*** DOCUMENT SECTION Section Begins ***

Inter-trial coherence (ITC), baseline (total power occurring −100 to −400 ms prestimulus), induced (non-phase locked power created post-stimulus with post-stimulus defined as 0–60 ms after each of the 200 stimuli) and evoked power (total power minus induced and baseline power), values were calculated with Morlet wavelet decomposition using EEGLab [19]. In particular, single-trial epochs −250 and 750 ms relative to the auditory stimulus were extracted from the continuous data. For each epoch (trial), the ITC, baseline power, and evoked power were calculated using 69 linearly-spaced frequencies from 12 to 80 Hz, with wavelet cycles increasing from 2 (at low frequencies) to 10 (at high frequencies). ITC is expressed as a unitless ratio between 0 and 1, where 1 represents complete phase synchrony at a given frequency and time across trials. Evoked and baseline were expressed in dB (10 log10). For each subject, the ITC and power measures were calculated as the average of a window around the peak gamma response, defined as the region from 0 to 60 ms poststimulus and from 30 to 80 Hz. In addition, P1 and N1 latency was calculated in milliseconds after stimulus.

*** DOCUMENT SECTION Section Ends ***

=== PROBLEMS TO WORK ON ===
1. List the four measures that the first sentence of the passage on EEG wavelet analysis names as calculated with Morlet wavelet decomposition.
2. Resume the passage on EEG wavelet analysis, picking up right after its last sentence.

*** SOURCE INFORMATION Section Begins ***

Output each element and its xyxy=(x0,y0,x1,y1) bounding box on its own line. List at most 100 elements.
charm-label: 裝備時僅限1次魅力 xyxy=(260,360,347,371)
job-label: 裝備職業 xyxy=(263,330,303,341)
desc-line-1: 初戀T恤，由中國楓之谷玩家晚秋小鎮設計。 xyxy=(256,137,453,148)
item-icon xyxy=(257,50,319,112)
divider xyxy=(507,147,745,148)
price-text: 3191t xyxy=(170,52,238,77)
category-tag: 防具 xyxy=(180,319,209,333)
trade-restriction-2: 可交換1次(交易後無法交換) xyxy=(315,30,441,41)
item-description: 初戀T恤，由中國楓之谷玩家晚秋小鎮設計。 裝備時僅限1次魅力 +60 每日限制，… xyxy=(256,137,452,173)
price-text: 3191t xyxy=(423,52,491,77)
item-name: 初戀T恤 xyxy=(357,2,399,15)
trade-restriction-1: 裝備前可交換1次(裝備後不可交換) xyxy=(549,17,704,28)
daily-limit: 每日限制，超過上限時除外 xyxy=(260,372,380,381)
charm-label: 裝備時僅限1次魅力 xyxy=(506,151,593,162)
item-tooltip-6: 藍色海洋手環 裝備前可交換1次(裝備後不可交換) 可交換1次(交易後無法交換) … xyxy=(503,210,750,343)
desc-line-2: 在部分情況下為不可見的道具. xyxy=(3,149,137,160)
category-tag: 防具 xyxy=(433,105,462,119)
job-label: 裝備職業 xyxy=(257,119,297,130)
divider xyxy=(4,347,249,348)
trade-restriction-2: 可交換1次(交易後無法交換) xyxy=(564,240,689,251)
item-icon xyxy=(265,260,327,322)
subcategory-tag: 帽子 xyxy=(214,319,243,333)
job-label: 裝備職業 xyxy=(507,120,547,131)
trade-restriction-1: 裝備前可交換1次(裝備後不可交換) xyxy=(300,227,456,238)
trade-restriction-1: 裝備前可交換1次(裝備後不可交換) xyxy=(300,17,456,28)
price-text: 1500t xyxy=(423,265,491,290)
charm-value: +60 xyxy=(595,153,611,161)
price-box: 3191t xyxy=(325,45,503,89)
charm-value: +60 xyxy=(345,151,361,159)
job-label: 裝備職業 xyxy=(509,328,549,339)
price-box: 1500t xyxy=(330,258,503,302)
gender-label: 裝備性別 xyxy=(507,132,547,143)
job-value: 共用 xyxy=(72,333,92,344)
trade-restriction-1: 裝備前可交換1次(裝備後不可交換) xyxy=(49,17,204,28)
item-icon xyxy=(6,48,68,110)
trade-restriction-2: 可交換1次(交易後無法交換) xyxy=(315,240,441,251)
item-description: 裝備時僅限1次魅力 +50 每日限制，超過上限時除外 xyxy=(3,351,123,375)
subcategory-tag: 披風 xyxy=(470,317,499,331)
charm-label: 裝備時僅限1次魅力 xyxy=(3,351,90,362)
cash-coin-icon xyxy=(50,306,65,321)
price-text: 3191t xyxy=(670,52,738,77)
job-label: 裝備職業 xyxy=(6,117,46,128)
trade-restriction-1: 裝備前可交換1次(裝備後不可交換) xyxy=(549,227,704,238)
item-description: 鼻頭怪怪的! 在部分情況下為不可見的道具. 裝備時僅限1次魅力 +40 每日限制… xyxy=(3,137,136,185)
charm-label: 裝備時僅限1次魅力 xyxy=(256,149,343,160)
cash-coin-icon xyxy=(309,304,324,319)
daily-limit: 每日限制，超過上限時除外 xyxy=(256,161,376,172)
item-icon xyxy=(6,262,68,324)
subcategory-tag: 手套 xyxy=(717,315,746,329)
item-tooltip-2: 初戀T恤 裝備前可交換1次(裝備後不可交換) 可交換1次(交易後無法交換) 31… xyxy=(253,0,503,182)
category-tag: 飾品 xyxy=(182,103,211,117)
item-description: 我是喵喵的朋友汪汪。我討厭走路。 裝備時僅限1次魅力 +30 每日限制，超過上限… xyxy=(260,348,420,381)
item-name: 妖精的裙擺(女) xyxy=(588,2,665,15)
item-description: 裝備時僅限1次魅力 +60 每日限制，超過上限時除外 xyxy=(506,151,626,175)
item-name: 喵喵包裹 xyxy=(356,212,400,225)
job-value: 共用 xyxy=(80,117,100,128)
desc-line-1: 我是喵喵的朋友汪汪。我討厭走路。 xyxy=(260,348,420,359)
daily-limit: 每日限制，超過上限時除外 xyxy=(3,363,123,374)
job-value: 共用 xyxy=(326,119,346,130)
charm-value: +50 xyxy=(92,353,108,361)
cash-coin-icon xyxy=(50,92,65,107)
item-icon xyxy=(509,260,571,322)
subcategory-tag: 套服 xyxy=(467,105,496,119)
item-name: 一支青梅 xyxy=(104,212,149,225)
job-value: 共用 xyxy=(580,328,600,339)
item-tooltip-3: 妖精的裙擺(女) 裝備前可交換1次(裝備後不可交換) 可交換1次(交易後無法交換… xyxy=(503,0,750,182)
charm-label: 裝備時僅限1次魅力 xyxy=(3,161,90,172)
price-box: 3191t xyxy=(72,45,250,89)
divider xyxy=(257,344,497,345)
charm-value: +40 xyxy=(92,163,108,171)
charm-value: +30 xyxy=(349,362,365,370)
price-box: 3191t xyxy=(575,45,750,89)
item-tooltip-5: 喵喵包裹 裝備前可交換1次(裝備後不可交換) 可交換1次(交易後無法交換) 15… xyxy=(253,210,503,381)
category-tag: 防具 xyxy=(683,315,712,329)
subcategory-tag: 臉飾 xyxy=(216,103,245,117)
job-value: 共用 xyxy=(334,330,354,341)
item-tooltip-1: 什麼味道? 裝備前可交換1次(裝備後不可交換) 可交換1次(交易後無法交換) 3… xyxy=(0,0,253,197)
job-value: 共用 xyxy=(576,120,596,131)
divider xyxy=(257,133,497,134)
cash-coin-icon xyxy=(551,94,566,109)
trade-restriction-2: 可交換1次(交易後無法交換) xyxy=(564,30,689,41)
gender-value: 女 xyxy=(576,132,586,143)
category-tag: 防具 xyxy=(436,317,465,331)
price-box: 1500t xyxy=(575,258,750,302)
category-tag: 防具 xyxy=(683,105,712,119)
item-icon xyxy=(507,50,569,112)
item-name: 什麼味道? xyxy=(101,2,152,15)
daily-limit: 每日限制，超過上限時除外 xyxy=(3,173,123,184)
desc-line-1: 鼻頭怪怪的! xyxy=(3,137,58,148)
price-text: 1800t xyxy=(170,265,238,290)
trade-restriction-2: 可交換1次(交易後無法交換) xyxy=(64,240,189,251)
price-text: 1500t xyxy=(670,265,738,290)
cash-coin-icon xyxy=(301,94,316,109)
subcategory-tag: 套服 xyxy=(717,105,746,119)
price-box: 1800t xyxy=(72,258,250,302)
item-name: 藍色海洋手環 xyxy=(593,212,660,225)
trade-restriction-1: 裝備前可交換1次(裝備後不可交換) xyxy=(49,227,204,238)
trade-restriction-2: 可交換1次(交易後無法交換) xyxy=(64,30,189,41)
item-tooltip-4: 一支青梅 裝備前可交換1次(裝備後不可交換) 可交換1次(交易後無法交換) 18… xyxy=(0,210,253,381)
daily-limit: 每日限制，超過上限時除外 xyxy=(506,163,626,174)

*** SOURCE INFORMATION Section Ends ***

=== ANSWERS BELOW ===
1. Inter-trial coherence (ITC), baseline power, induced power, evoked power

2.
Repeated measures ANOVAs were performed to investigate the effect of each pharmacologic agent on EEG measures. Significant effects were followed by Tukey’s post-tests where appropriate.

The following findings were observed, N1 latency changes had a significant positive association with dose of MK801 (Fig. 2 P < 0.0001, F(4,56) = 8.657). P1 latency changes had a significant positive association with dose of MK801 (Fig. 2 P < 0.0001, F(4,56) = 9.855). Gamma inter-trial coherence (Fig. 3 P < 0.001, F(4,56) = 5.738) and evoked gamma power (Fig. 3 P < 0.001, F(4,56) = 5.372) had a significant negative relationship with MK801 dose. Gamma baseline power had a significant positive relationship to MK801 dose (Fig. 3 P < 0.0001, F(4,56) = 13.15).

Fig. 2.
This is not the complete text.